[Saved entries]
..............................

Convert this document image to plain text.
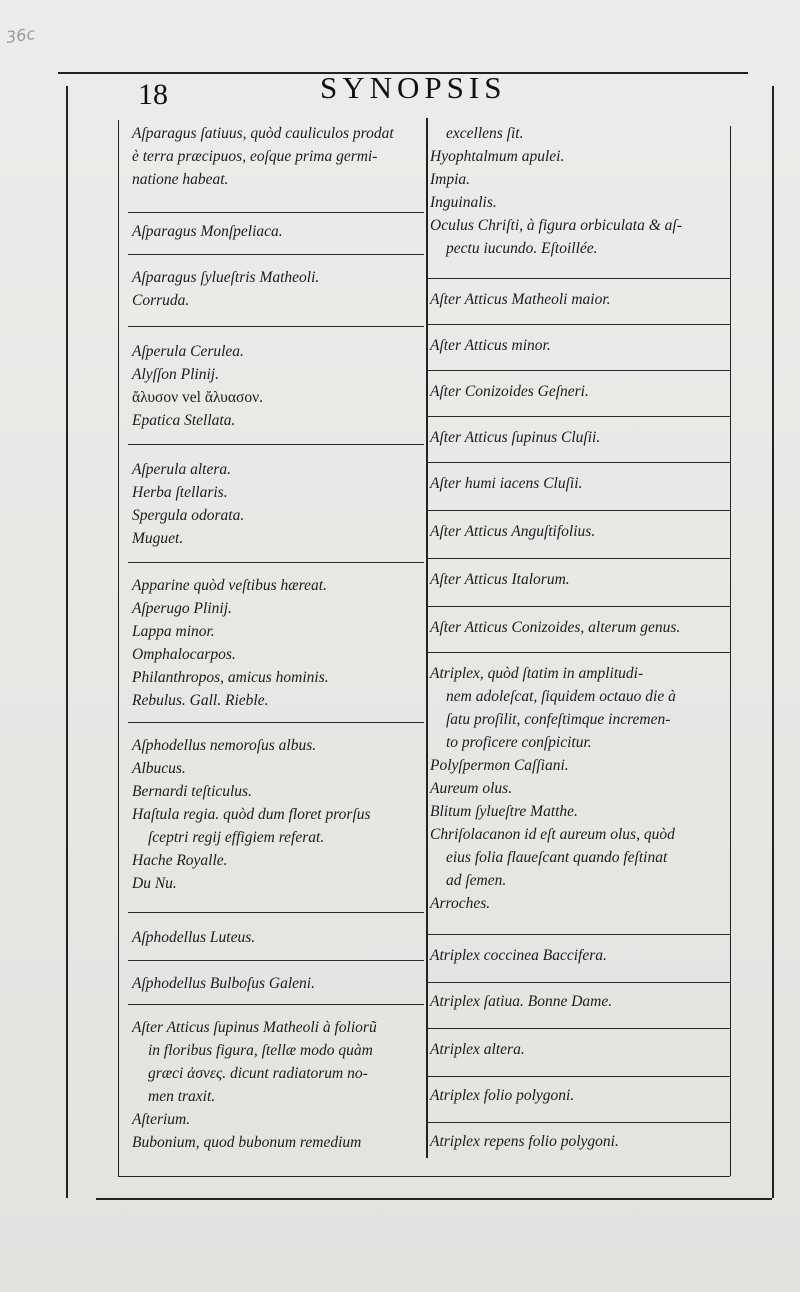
36c
18	SYNOPSIS
Aſparagus ſatiuus, quòd cauliculos prodat
è terra præcipuos, eoſque prima germi-
natione habeat.
Aſparagus Monſpeliaca.
Aſparagus ſylueſtris Matheoli.
Corruda.
Aſperula Cerulea.
Alyſſon Plinij.
ἄλυσον vel ἄλυασον.
Epatica Stellata.
Aſperula altera.
Herba ſtellaris.
Spergula odorata.
Muguet.
Apparine quòd veſtibus hæreat.
Aſperugo Plinij.
Lappa minor.
Omphalocarpos.
Philanthropos, amicus hominis.
Rebulus. Gall. Rieble.
Aſphodellus nemoroſus albus.
Albucus.
Bernardi teſticulus.
Haſtula regia. quòd dum floret prorſus
ſceptri regij effigiem referat.
Hache Royalle.
Du Nu.
Aſphodellus Luteus.
Aſphodellus Bulboſus Galeni.
Aſter Atticus ſupinus Matheoli à foliorũ
in floribus figura, ſtellæ modo quàm
græci ἀσνες. dicunt radiatorum no-
men traxit.
Aſterium.
Bubonium, quod bubonum remedium
excellens ſit.
Hyophtalmum apulei.
Impia.
Inguinalis.
Oculus Chriſti, à figura orbiculata & aſ-
pectu iucundo. Eſtoillée.
Aſter Atticus Matheoli maior.
Aſter Atticus minor.
Aſter Conizoides Geſneri.
Aſter Atticus ſupinus Cluſii.
Aſter humi iacens Cluſii.
Aſter Atticus Anguſtifolius.
Aſter Atticus Italorum.
Aſter Atticus Conizoides, alterum genus.
Atriplex, quòd ſtatim in amplitudi-
nem adoleſcat, ſiquidem octauo die à
ſatu proſilit, confeſtimque incremen-
to proficere conſpicitur.
Polyſpermon Caſſiani.
Aureum olus.
Blitum ſylueſtre Matthe.
Chriſolacanon id eſt aureum olus, quòd
eius folia flaueſcant quando feſtinat
ad ſemen.
Arroches.
Atriplex coccinea Baccifera.
Atriplex ſatiua. Bonne Dame.
Atriplex altera.
Atriplex folio polygoni.
Atriplex repens folio polygoni.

..............................

Above are records to transcribe exactly; leave their pictures out.

OUTPUT FOR THIS EXERCISE:
Convert this document image to plain text.
36c
18	SYNOPSIS
Aſparagus ſatiuus, quòd cauliculos prodat
è terra præcipuos, eoſque prima germi-
natione habeat.
Aſparagus Monſpeliaca.
Aſparagus ſylueſtris Matheoli.
Corruda.
Aſperula Cerulea.
Alyſſon Plinij.
ἄλυσον vel ἄλυασον.
Epatica Stellata.
Aſperula altera.
Herba ſtellaris.
Spergula odorata.
Muguet.
Apparine quòd veſtibus hæreat.
Aſperugo Plinij.
Lappa minor.
Omphalocarpos.
Philanthropos, amicus hominis.
Rebulus. Gall. Rieble.
Aſphodellus nemoroſus albus.
Albucus.
Bernardi teſticulus.
Haſtula regia. quòd dum floret prorſus
ſceptri regij effigiem referat.
Hache Royalle.
Du Nu.
Aſphodellus Luteus.
Aſphodellus Bulboſus Galeni.
Aſter Atticus ſupinus Matheoli à foliorũ
in floribus figura, ſtellæ modo quàm
græci ἀσνες. dicunt radiatorum no-
men traxit.
Aſterium.
Bubonium, quod bubonum remedium
excellens ſit.
Hyophtalmum apulei.
Impia.
Inguinalis.
Oculus Chriſti, à figura orbiculata & aſ-
pectu iucundo. Eſtoillée.
Aſter Atticus Matheoli maior.
Aſter Atticus minor.
Aſter Conizoides Geſneri.
Aſter Atticus ſupinus Cluſii.
Aſter humi iacens Cluſii.
Aſter Atticus Anguſtifolius.
Aſter Atticus Italorum.
Aſter Atticus Conizoides, alterum genus.
Atriplex, quòd ſtatim in amplitudi-
nem adoleſcat, ſiquidem octauo die à
ſatu proſilit, confeſtimque incremen-
to proficere conſpicitur.
Polyſpermon Caſſiani.
Aureum olus.
Blitum ſylueſtre Matthe.
Chriſolacanon id eſt aureum olus, quòd
eius folia flaueſcant quando feſtinat
ad ſemen.
Arroches.
Atriplex coccinea Baccifera.
Atriplex ſatiua. Bonne Dame.
Atriplex altera.
Atriplex folio polygoni.
Atriplex repens folio polygoni.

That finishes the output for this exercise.